## EXERCISE OBJECTIVE
Quote all of the data that follows exactly as written, skipping the images.

☆ ☆ ☆ ☆ ☆

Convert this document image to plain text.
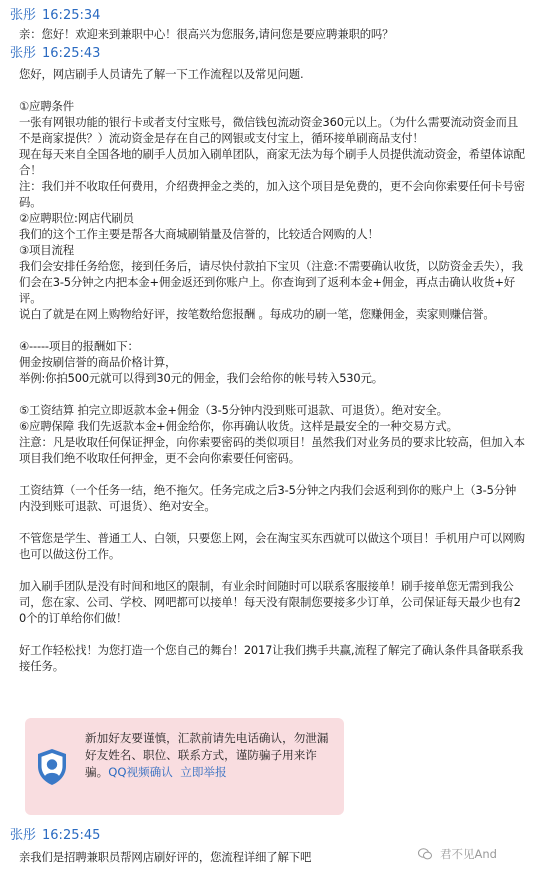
张彤 16:25:34
亲：您好！欢迎来到兼职中心！很高兴为您服务,请问您是要应聘兼职的吗？
张彤 16:25:43
您好，网店刷手人员请先了解一下工作流程以及常见问题.

①应聘条件
一张有网银功能的银行卡或者支付宝账号，微信钱包流动资金360元以上。（为什么需要流动资金而且不是商家提供？）流动资金是存在自己的网银或支付宝上，循环接单刷商品支付！
现在每天来自全国各地的刷手人员加入刷单团队，商家无法为每个刷手人员提供流动资金，希望体谅配合！
注：我们并不收取任何费用，介绍费押金之类的，加入这个项目是免费的，更不会向你索要任何卡号密码。
②应聘职位:网店代刷员
我们的这个工作主要是帮各大商城刷销量及信誉的，比较适合网购的人！
③项目流程
我们会安排任务给您，接到任务后，请尽快付款拍下宝贝（注意:不需要确认收货，以防资金丢失），我们会在3-5分钟之内把本金+佣金返还到你账户上。你查询到了返利本金+佣金，再点击确认收货+好评。
说白了就是在网上购物给好评，按笔数给您报酬 。每成功的刷一笔，您赚佣金，卖家则赚信誉。

④-----项目的报酬如下：
佣金按刷信誉的商品价格计算，
举例:你拍500元就可以得到30元的佣金，我们会给你的帐号转入530元。

⑤工资结算 拍完立即返款本金+佣金（3-5分钟内没到账可退款、可退货）。绝对安全。
⑥应聘保障 我们先返款本金+佣金给你，你再确认收货。这样是最安全的一种交易方式。
注意：凡是收取任何保证押金，向你索要密码的类似项目！虽然我们对业务员的要求比较高，但加入本项目我们绝不收取任何押金，更不会向你索要任何密码。

工资结算（一个任务一结，绝不拖欠。任务完成之后3-5分钟之内我们会返利到你的账户上（3-5分钟内没到账可退款、可退货）、绝对安全。

不管您是学生、普通工人、白领，只要您上网，会在淘宝买东西就可以做这个项目！手机用户可以网购也可以做这份工作。

加入刷手团队是没有时间和地区的限制，有业余时间随时可以联系客服接单！刷手接单您无需到我公司，您在家、公司、学校、网吧都可以接单！每天没有限制您要接多少订单，公司保证每天最少也有20个的订单给你们做！

好工作轻松找！为您打造一个您自己的舞台！2017让我们携手共赢,流程了解完了确认条件具备联系我接任务。
新加好友要谨慎，汇款前请先电话确认，勿泄漏好友姓名、职位、联系方式，谨防骗子用来诈骗。QQ视频确认 立即举报
张彤 16:25:45
亲我们是招聘兼职员帮网店刷好评的，您流程详细了解下吧	君不见And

☆ ☆ ☆ ☆ ☆

## EXPECTED ANSWER
Convert this document image to plain text.
张彤 16:25:34
亲：您好！欢迎来到兼职中心！很高兴为您服务,请问您是要应聘兼职的吗？
张彤 16:25:43
您好，网店刷手人员请先了解一下工作流程以及常见问题.

①应聘条件
一张有网银功能的银行卡或者支付宝账号，微信钱包流动资金360元以上。（为什么需要流动资金而且不是商家提供？）流动资金是存在自己的网银或支付宝上，循环接单刷商品支付！
现在每天来自全国各地的刷手人员加入刷单团队，商家无法为每个刷手人员提供流动资金，希望体谅配合！
注：我们并不收取任何费用，介绍费押金之类的，加入这个项目是免费的，更不会向你索要任何卡号密码。
②应聘职位:网店代刷员
我们的这个工作主要是帮各大商城刷销量及信誉的，比较适合网购的人！
③项目流程
我们会安排任务给您，接到任务后，请尽快付款拍下宝贝（注意:不需要确认收货，以防资金丢失），我们会在3-5分钟之内把本金+佣金返还到你账户上。你查询到了返利本金+佣金，再点击确认收货+好评。
说白了就是在网上购物给好评，按笔数给您报酬 。每成功的刷一笔，您赚佣金，卖家则赚信誉。

④-----项目的报酬如下：
佣金按刷信誉的商品价格计算，
举例:你拍500元就可以得到30元的佣金，我们会给你的帐号转入530元。

⑤工资结算 拍完立即返款本金+佣金（3-5分钟内没到账可退款、可退货）。绝对安全。
⑥应聘保障 我们先返款本金+佣金给你，你再确认收货。这样是最安全的一种交易方式。
注意：凡是收取任何保证押金，向你索要密码的类似项目！虽然我们对业务员的要求比较高，但加入本项目我们绝不收取任何押金，更不会向你索要任何密码。

工资结算（一个任务一结，绝不拖欠。任务完成之后3-5分钟之内我们会返利到你的账户上（3-5分钟内没到账可退款、可退货）、绝对安全。

不管您是学生、普通工人、白领，只要您上网，会在淘宝买东西就可以做这个项目！手机用户可以网购也可以做这份工作。

加入刷手团队是没有时间和地区的限制，有业余时间随时可以联系客服接单！刷手接单您无需到我公司，您在家、公司、学校、网吧都可以接单！每天没有限制您要接多少订单，公司保证每天最少也有20个的订单给你们做！

好工作轻松找！为您打造一个您自己的舞台！2017让我们携手共赢,流程了解完了确认条件具备联系我接任务。
新加好友要谨慎，汇款前请先电话确认，勿泄漏好友姓名、职位、联系方式，谨防骗子用来诈骗。QQ视频确认 立即举报
张彤 16:25:45
亲我们是招聘兼职员帮网店刷好评的，您流程详细了解下吧	君不见And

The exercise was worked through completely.